● Set exercise: Repeat every line of the items, swapping "vertical shift" for "horizontal shift" wherever it appears and keeping everything else unchanged.

## START The input

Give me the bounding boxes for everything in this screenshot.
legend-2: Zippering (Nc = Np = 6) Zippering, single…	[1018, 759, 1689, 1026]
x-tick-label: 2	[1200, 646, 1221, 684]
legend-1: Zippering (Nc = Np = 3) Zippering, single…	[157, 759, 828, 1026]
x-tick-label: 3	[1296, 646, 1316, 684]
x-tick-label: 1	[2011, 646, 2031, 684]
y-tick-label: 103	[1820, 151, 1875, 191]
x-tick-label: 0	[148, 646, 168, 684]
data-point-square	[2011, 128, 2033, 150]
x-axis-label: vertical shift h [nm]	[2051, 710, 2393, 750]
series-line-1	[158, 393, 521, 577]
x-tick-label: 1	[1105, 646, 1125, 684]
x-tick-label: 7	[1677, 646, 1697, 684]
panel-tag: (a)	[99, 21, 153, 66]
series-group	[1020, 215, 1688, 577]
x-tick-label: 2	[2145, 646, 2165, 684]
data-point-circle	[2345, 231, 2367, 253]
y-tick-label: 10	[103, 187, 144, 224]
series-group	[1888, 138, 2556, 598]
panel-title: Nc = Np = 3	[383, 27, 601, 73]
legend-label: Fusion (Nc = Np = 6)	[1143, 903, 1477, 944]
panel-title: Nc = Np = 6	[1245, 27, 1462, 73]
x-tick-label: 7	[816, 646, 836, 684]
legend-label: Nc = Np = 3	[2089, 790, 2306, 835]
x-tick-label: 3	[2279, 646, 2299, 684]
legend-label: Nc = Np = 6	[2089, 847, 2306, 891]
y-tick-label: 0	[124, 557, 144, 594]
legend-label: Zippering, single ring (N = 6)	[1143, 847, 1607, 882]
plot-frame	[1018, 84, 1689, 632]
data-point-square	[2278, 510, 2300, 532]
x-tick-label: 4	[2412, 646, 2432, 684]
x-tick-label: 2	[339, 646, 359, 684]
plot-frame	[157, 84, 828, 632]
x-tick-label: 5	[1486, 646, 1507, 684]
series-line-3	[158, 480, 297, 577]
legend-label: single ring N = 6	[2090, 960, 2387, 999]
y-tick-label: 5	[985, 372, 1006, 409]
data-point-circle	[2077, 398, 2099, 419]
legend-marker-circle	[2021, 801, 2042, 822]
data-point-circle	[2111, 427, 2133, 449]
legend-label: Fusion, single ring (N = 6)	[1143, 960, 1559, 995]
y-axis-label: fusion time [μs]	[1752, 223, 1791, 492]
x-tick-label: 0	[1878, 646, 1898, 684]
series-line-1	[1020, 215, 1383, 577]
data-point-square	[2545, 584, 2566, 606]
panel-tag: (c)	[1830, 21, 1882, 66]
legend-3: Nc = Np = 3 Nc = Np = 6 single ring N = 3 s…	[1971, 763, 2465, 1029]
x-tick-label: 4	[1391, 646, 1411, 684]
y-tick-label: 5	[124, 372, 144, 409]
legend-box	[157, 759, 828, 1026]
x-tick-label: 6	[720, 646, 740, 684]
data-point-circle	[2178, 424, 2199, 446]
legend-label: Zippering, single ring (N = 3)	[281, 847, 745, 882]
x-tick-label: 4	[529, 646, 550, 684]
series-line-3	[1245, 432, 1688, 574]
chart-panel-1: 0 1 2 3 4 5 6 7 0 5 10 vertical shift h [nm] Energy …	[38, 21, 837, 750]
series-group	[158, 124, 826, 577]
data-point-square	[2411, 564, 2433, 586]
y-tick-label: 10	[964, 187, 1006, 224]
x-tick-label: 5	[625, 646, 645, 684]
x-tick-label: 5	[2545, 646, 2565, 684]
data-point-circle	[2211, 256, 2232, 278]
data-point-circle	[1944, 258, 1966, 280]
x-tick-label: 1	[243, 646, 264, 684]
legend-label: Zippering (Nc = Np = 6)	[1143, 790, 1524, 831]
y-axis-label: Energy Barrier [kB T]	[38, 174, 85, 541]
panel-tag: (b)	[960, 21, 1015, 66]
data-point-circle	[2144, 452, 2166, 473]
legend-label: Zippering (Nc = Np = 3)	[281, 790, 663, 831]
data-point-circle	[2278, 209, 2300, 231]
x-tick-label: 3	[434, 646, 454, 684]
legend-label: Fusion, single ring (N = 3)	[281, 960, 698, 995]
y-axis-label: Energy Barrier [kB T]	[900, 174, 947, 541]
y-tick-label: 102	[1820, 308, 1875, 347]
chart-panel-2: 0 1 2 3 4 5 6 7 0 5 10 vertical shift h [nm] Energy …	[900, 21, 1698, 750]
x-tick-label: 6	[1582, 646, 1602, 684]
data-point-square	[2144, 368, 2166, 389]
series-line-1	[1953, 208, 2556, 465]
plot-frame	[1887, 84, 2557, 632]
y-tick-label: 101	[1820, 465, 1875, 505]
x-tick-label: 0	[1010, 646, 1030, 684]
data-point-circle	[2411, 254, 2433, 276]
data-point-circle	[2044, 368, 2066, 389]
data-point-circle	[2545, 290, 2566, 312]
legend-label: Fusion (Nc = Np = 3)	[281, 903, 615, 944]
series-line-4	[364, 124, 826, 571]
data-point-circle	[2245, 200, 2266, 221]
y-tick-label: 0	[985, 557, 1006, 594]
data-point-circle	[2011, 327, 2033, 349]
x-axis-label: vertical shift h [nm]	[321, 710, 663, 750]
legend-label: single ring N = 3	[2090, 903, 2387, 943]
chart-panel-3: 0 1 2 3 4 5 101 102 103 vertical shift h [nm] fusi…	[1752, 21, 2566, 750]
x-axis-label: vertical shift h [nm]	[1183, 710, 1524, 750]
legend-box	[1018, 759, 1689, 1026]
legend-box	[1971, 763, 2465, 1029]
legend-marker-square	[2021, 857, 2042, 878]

## END The input

● Result for this task:
Give me the bounding boxes for everything in this screenshot.
legend-2: Zippering (Nc = Np = 6) Zippering, single…	[1018, 759, 1689, 1026]
x-tick-label: 2	[1200, 646, 1221, 684]
legend-1: Zippering (Nc = Np = 3) Zippering, single…	[157, 759, 828, 1026]
x-tick-label: 3	[1296, 646, 1316, 684]
x-tick-label: 1	[2011, 646, 2031, 684]
y-tick-label: 103	[1820, 151, 1875, 191]
x-tick-label: 0	[148, 646, 168, 684]
data-point-square	[2011, 128, 2033, 150]
x-axis-label: horizontal shift h [nm]	[2051, 710, 2393, 750]
series-line-1	[158, 393, 521, 577]
x-tick-label: 1	[1105, 646, 1125, 684]
x-tick-label: 7	[1677, 646, 1697, 684]
panel-tag: (a)	[99, 21, 153, 66]
series-group	[1020, 215, 1688, 577]
x-tick-label: 2	[2145, 646, 2165, 684]
data-point-circle	[2345, 231, 2367, 253]
y-tick-label: 10	[103, 187, 144, 224]
series-group	[1888, 138, 2556, 598]
panel-title: Nc = Np = 3	[383, 27, 601, 73]
legend-label: Fusion (Nc = Np = 6)	[1143, 903, 1477, 944]
panel-title: Nc = Np = 6	[1245, 27, 1462, 73]
x-tick-label: 7	[816, 646, 836, 684]
legend-label: Nc = Np = 3	[2089, 790, 2306, 835]
x-tick-label: 3	[2279, 646, 2299, 684]
legend-label: Nc = Np = 6	[2089, 847, 2306, 891]
y-tick-label: 0	[124, 557, 144, 594]
legend-label: Zippering, single ring (N = 6)	[1143, 847, 1607, 882]
plot-frame	[1018, 84, 1689, 632]
data-point-square	[2278, 510, 2300, 532]
x-tick-label: 4	[2412, 646, 2432, 684]
x-tick-label: 2	[339, 646, 359, 684]
plot-frame	[157, 84, 828, 632]
x-tick-label: 5	[1486, 646, 1507, 684]
series-line-3	[158, 480, 297, 577]
legend-label: single ring N = 6	[2090, 960, 2387, 999]
y-tick-label: 5	[985, 372, 1006, 409]
data-point-circle	[2077, 398, 2099, 419]
legend-marker-circle	[2021, 801, 2042, 822]
data-point-circle	[2111, 427, 2133, 449]
legend-label: Fusion, single ring (N = 6)	[1143, 960, 1559, 995]
y-axis-label: fusion time [μs]	[1752, 223, 1791, 492]
x-tick-label: 0	[1878, 646, 1898, 684]
series-line-1	[1020, 215, 1383, 577]
data-point-square	[2545, 584, 2566, 606]
panel-tag: (c)	[1830, 21, 1882, 66]
legend-3: Nc = Np = 3 Nc = Np = 6 single ring N = 3 s…	[1971, 763, 2465, 1029]
x-tick-label: 4	[1391, 646, 1411, 684]
y-tick-label: 5	[124, 372, 144, 409]
legend-box	[157, 759, 828, 1026]
x-tick-label: 6	[720, 646, 740, 684]
data-point-circle	[2178, 424, 2199, 446]
legend-label: Zippering, single ring (N = 3)	[281, 847, 745, 882]
x-tick-label: 4	[529, 646, 550, 684]
series-line-3	[1245, 432, 1688, 574]
chart-panel-1: 0 1 2 3 4 5 6 7 0 5 10 horizontal shift h [nm] Energy …	[38, 21, 837, 750]
series-group	[158, 124, 826, 577]
data-point-square	[2411, 564, 2433, 586]
y-tick-label: 10	[964, 187, 1006, 224]
x-tick-label: 5	[625, 646, 645, 684]
x-tick-label: 5	[2545, 646, 2565, 684]
data-point-circle	[2211, 256, 2232, 278]
data-point-circle	[1944, 258, 1966, 280]
x-tick-label: 1	[243, 646, 264, 684]
legend-label: Zippering (Nc = Np = 6)	[1143, 790, 1524, 831]
y-axis-label: Energy Barrier [kB T]	[38, 174, 85, 541]
panel-tag: (b)	[960, 21, 1015, 66]
data-point-circle	[2144, 452, 2166, 473]
legend-label: Zippering (Nc = Np = 3)	[281, 790, 663, 831]
data-point-circle	[2278, 209, 2300, 231]
x-tick-label: 3	[434, 646, 454, 684]
legend-label: Fusion, single ring (N = 3)	[281, 960, 698, 995]
y-axis-label: Energy Barrier [kB T]	[900, 174, 947, 541]
y-tick-label: 102	[1820, 308, 1875, 347]
chart-panel-2: 0 1 2 3 4 5 6 7 0 5 10 horizontal shift h [nm] Energy …	[900, 21, 1698, 750]
x-tick-label: 6	[1582, 646, 1602, 684]
data-point-square	[2144, 368, 2166, 389]
series-line-1	[1953, 208, 2556, 465]
plot-frame	[1887, 84, 2557, 632]
y-tick-label: 101	[1820, 465, 1875, 505]
x-tick-label: 0	[1010, 646, 1030, 684]
data-point-circle	[2411, 254, 2433, 276]
data-point-circle	[2044, 368, 2066, 389]
data-point-circle	[2545, 290, 2566, 312]
legend-label: Fusion (Nc = Np = 3)	[281, 903, 615, 944]
series-line-4	[364, 124, 826, 571]
data-point-circle	[2245, 200, 2266, 221]
y-tick-label: 0	[985, 557, 1006, 594]
data-point-circle	[2011, 327, 2033, 349]
x-axis-label: horizontal shift h [nm]	[321, 710, 663, 750]
legend-label: single ring N = 3	[2090, 903, 2387, 943]
chart-panel-3: 0 1 2 3 4 5 101 102 103 horizontal shift h [nm] fusi…	[1752, 21, 2566, 750]
x-axis-label: horizontal shift h [nm]	[1183, 710, 1524, 750]
legend-box	[1018, 759, 1689, 1026]
legend-box	[1971, 763, 2465, 1029]
legend-marker-square	[2021, 857, 2042, 878]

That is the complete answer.